(Records from a dataset)
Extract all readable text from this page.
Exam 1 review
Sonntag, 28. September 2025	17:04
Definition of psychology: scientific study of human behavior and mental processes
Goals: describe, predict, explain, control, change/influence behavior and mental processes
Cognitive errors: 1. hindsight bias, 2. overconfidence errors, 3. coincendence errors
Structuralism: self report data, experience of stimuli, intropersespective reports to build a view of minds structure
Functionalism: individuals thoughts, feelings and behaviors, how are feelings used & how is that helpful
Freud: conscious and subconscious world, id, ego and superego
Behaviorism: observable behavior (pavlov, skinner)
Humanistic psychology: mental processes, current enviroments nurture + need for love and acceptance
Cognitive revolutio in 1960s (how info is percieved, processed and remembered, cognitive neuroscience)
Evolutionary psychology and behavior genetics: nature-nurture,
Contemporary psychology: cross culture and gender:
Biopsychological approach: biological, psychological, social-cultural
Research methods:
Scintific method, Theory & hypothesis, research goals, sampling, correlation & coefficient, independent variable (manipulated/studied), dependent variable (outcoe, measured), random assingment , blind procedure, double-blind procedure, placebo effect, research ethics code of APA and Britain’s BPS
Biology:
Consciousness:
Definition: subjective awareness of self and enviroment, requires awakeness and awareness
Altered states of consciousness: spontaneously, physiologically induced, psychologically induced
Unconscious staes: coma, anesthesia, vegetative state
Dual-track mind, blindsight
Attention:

**Exercise prompt**: Reply with only the number of lines in the material above where the string "Cognitive" appears.

**Task result**: 2